:: Task to complete ::
Show all lines holding the string "Item".

◆ ◆ ◆

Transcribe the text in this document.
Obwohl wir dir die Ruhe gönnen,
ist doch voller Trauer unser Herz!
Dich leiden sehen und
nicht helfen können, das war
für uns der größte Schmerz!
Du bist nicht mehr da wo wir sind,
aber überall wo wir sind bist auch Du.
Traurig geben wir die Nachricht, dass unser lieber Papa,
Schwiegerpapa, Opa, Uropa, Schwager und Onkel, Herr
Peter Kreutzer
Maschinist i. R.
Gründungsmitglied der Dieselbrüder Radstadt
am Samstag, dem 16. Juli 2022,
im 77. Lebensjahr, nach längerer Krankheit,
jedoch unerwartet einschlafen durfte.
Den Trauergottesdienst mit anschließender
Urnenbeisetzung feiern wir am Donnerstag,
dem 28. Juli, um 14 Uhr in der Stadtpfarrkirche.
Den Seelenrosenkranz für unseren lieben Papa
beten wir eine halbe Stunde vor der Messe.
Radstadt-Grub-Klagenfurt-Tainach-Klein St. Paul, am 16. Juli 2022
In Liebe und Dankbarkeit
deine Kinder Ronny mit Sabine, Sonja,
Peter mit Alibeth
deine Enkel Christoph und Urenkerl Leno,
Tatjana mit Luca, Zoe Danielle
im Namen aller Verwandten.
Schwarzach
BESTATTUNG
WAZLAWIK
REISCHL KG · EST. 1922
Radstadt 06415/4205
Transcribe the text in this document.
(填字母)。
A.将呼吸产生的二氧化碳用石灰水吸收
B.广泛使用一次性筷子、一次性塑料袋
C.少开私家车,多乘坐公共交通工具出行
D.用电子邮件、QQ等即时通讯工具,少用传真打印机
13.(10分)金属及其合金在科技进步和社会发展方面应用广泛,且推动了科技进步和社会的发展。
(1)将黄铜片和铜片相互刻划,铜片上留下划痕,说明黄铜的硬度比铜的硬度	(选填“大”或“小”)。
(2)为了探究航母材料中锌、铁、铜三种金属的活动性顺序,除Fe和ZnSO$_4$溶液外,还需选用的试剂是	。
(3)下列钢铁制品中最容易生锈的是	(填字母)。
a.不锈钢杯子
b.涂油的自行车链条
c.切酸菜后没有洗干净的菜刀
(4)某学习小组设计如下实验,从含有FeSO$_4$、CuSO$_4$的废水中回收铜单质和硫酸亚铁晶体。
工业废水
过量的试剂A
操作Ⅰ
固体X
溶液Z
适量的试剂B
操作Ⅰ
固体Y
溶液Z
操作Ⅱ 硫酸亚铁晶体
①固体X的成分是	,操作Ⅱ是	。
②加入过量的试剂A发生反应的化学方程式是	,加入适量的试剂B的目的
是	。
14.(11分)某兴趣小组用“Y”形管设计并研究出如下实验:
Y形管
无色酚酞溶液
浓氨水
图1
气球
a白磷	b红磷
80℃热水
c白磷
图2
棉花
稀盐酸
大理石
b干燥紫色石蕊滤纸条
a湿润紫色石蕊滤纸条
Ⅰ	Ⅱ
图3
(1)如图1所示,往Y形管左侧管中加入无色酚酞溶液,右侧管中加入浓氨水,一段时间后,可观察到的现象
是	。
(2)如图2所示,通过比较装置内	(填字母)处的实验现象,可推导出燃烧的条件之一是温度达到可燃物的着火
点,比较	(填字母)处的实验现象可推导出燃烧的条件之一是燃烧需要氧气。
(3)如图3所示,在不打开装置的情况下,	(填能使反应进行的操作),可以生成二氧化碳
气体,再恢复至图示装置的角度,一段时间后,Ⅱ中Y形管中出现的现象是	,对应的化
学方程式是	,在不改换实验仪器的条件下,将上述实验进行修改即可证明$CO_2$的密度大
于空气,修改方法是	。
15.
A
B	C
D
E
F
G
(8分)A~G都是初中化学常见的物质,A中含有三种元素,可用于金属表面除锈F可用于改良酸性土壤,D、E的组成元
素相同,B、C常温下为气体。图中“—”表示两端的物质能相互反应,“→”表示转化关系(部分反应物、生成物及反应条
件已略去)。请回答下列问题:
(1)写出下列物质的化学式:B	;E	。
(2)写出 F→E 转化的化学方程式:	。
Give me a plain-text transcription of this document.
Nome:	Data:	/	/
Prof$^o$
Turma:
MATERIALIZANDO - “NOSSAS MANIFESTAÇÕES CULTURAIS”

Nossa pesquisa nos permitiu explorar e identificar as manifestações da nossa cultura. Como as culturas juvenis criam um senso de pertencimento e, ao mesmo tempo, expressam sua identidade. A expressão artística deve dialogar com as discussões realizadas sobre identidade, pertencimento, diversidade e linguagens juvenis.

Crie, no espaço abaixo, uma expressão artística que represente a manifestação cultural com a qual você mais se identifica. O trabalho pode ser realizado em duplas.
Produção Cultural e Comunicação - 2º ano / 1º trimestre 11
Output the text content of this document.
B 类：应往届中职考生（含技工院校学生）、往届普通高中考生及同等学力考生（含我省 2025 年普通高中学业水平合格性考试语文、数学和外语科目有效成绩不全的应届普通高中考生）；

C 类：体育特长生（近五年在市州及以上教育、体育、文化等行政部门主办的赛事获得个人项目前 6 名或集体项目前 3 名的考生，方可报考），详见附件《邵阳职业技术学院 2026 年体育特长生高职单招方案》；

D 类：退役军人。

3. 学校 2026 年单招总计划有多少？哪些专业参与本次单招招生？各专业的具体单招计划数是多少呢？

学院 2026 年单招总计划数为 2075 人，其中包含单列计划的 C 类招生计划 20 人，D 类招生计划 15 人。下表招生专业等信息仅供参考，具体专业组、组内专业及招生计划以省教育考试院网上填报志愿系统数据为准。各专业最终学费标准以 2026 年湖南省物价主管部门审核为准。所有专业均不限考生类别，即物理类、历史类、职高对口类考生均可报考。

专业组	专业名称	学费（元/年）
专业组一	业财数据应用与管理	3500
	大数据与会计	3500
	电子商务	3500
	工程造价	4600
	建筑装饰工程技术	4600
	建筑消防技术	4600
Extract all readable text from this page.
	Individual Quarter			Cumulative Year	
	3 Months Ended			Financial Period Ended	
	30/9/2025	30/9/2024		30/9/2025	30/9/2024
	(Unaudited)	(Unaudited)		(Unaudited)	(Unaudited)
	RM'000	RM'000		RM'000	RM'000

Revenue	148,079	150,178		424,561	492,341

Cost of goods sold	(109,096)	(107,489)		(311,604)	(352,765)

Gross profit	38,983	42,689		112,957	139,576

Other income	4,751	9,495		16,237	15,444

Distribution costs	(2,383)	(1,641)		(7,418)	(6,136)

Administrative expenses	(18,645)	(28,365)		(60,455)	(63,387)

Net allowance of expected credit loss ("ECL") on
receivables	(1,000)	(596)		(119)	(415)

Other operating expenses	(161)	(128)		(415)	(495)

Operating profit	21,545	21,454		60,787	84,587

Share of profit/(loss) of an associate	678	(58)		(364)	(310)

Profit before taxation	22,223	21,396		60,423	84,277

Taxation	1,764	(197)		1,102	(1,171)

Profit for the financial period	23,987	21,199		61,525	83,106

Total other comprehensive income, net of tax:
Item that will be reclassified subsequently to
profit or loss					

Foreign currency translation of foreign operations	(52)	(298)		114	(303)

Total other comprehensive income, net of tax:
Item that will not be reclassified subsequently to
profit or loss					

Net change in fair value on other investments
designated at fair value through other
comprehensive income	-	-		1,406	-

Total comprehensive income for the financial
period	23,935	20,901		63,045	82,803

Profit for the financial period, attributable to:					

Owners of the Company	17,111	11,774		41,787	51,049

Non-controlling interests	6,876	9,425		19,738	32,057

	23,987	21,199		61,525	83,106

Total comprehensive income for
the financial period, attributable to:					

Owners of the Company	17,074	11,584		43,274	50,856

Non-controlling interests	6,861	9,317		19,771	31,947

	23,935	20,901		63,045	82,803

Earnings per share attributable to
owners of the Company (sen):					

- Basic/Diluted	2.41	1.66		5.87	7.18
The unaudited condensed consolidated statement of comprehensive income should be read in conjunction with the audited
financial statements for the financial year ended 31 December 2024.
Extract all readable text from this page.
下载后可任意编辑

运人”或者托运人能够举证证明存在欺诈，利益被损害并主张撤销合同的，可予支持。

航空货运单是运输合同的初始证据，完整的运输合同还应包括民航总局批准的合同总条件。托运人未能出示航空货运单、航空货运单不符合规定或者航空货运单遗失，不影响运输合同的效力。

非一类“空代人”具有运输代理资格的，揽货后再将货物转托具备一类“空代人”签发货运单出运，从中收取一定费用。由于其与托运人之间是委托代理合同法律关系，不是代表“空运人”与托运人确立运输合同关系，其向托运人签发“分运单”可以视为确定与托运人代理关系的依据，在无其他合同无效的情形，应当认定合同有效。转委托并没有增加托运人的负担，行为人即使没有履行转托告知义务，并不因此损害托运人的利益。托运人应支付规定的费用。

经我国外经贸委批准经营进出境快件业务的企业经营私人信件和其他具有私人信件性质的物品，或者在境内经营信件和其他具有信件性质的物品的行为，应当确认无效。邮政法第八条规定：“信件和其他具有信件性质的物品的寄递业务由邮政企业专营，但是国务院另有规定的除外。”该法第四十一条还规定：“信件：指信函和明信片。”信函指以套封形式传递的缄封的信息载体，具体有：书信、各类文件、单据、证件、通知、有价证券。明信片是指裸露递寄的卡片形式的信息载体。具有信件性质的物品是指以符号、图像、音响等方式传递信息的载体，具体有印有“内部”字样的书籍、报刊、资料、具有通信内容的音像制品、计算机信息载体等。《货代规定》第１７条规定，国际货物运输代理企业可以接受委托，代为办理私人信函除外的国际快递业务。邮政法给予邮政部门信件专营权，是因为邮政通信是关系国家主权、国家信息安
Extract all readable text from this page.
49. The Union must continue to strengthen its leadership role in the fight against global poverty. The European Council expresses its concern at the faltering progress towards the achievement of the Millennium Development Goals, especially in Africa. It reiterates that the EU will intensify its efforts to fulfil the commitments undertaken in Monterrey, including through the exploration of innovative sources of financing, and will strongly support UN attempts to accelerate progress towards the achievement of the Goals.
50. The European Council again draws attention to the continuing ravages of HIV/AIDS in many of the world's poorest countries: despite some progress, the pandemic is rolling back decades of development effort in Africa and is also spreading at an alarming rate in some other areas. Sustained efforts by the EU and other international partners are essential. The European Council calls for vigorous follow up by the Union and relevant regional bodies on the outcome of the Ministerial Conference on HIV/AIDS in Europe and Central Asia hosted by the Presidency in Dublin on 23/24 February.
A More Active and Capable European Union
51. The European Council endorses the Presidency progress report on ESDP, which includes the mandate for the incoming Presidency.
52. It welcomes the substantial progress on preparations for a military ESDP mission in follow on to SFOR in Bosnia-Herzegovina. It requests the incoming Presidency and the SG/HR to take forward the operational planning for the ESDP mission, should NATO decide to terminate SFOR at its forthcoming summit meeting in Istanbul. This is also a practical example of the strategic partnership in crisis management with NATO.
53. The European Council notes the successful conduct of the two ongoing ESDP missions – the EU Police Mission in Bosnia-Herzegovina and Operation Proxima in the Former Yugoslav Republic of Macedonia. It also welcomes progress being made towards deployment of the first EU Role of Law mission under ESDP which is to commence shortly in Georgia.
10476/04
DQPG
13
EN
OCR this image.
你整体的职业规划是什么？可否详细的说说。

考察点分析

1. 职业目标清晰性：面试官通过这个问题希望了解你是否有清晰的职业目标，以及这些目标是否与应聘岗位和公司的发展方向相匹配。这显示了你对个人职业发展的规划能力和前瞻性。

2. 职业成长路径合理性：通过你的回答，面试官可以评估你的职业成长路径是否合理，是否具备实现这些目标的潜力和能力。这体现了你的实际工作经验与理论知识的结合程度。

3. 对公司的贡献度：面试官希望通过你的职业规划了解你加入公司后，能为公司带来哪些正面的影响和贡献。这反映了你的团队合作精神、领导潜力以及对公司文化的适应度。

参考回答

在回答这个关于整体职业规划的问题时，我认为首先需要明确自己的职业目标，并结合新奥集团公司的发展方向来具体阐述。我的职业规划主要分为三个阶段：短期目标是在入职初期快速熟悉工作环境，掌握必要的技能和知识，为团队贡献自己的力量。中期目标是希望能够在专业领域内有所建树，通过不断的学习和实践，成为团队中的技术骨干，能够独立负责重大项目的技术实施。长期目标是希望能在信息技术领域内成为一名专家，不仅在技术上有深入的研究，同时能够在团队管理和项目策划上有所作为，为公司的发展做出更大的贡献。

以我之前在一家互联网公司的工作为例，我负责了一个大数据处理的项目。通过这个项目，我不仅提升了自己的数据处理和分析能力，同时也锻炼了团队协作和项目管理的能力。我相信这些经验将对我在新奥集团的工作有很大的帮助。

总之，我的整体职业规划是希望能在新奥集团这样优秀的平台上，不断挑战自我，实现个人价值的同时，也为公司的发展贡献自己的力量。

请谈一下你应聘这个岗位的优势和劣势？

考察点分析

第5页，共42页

◆ ◆ ◆

:: Response to this exercise ::
Item that will be reclassified subsequently to
Item that will not be reclassified subsequently to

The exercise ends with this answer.